**Instructions to follow**.
Write each line out exactly, leaving none out.

**Provided data**.

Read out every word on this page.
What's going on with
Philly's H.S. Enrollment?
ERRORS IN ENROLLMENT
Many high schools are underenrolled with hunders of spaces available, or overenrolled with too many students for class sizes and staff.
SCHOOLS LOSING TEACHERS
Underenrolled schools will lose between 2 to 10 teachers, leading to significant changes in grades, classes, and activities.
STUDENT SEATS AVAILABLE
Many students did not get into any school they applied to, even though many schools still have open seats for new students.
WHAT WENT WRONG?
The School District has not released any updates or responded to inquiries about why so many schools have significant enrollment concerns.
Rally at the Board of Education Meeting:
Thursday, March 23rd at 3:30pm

**Result**.
Read out every word on this page.
What's going on with
Philly's H.S. Enrollment?
ERRORS IN ENROLLMENT
Many high schools are underenrolled with hunders of spaces available, or overenrolled with too many students for class sizes and staff.
SCHOOLS LOSING TEACHERS
Underenrolled schools will lose between 2 to 10 teachers, leading to significant changes in grades, classes, and activities.
STUDENT SEATS AVAILABLE
Many students did not get into any school they applied to, even though many schools still have open seats for new students.
WHAT WENT WRONG?
The School District has not released any updates or responded to inquiries about why so many schools have significant enrollment concerns.
Rally at the Board of Education Meeting:
Thursday, March 23rd at 3:30pm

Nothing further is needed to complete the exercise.